TEXT:
--
The Directors of both Chesapeake and Christopher James have approved the letter of intent. Pursuant to the letter of intent, Chesapeake has agreed not to solicit third party interests in American Gold Capital Corporation or in the Talapoosa and La Cecilia properties and Christopher James has agreed to keep Chesapeake fully informed of any material changes to Christopher James.

The proposed transaction is subject to execution of a definitive agreement by March 31, 2010, regulatory approval including the TSX Venture Exchange, the approval of Christopher James' shareholders, and other conditions. Subject to the satisfaction of these conditions, the transaction is expected to be completed by June 30, 2010 or such later date as may be agreed by the parties.

Completion of the transaction is subject to a number of conditions, including Exchange acceptance and disinterested shareholder approval. The transaction cannot close until the required shareholder approval is obtained. There can be no assurance that the transaction will be completed as proposed or at all.
--
ENTRIES PROVIDED:
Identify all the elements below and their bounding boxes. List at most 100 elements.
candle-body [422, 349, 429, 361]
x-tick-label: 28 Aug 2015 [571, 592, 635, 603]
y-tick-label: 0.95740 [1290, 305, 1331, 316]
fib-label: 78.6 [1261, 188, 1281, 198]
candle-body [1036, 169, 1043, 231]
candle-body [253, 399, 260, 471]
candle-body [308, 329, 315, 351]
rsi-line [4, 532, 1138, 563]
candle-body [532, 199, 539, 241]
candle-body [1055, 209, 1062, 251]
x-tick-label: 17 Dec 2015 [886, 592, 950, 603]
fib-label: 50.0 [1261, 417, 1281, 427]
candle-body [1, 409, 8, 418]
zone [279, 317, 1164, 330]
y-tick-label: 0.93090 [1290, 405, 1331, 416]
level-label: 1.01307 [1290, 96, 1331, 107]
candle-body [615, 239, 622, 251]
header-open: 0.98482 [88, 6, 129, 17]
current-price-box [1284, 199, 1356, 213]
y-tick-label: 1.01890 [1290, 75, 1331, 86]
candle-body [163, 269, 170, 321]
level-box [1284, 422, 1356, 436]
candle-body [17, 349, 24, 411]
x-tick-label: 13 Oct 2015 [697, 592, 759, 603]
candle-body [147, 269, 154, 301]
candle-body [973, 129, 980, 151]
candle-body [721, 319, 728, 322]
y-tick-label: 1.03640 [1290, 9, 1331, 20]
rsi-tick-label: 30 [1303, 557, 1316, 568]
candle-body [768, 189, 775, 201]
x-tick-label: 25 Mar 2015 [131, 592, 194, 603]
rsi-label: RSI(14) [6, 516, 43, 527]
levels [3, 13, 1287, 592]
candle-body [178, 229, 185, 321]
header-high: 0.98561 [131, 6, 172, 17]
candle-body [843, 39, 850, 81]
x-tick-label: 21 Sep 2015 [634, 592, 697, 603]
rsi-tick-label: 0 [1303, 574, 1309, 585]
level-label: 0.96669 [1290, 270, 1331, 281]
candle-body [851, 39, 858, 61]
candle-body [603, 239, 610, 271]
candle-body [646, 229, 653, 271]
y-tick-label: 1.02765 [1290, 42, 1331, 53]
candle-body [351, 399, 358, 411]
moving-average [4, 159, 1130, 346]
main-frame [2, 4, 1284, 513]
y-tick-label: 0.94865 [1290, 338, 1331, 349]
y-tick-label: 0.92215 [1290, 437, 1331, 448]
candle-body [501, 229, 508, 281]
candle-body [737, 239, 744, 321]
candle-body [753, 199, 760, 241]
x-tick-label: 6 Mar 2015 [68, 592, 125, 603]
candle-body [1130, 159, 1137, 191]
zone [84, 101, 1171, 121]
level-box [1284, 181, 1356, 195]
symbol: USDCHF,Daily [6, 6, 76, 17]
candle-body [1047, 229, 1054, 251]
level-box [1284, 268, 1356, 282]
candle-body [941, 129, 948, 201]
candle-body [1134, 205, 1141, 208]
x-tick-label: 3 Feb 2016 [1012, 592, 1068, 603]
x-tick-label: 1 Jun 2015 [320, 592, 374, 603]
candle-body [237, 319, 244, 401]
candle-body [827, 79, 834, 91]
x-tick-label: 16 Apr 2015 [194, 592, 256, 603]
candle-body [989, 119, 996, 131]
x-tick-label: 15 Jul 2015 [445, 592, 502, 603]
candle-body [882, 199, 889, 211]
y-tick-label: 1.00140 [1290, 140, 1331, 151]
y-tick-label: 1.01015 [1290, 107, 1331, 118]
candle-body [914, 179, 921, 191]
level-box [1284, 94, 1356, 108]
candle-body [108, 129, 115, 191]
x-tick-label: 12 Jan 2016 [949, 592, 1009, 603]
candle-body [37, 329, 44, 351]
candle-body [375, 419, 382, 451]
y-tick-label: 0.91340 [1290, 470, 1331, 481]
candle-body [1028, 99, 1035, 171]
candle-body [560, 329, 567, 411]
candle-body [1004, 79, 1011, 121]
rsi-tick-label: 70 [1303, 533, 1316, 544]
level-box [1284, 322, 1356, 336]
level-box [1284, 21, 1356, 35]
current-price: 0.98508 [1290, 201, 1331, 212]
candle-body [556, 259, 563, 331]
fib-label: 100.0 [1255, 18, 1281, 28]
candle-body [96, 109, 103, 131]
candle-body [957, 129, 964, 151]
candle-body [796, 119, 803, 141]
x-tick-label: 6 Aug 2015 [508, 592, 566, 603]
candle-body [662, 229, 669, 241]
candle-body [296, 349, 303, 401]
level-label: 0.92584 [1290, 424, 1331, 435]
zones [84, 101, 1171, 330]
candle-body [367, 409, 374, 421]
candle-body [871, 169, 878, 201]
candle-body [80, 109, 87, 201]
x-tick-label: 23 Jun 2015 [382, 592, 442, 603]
--
TASKS TO PERFORM:
A – Reproduce the passage of the Chesapeake and Christopher James text from "The proposed transaction" to "by the parties.".
B – According to the Chesapeake and Christopher James text, by what date is the transaction expected to be completed if its conditions are satisfied?

ANSWER SET:
A –
The proposed transaction is subject to execution of a definitive agreement by March 31, 2010, regulatory approval including the TSX Venture Exchange, the approval of Christopher James' shareholders, and other conditions. Subject to the satisfaction of these conditions, the transaction is expected to be completed by June 30, 2010 or such later date as may be agreed by the parties.

B – By June 30, 2010, or such later date as the parties may agree.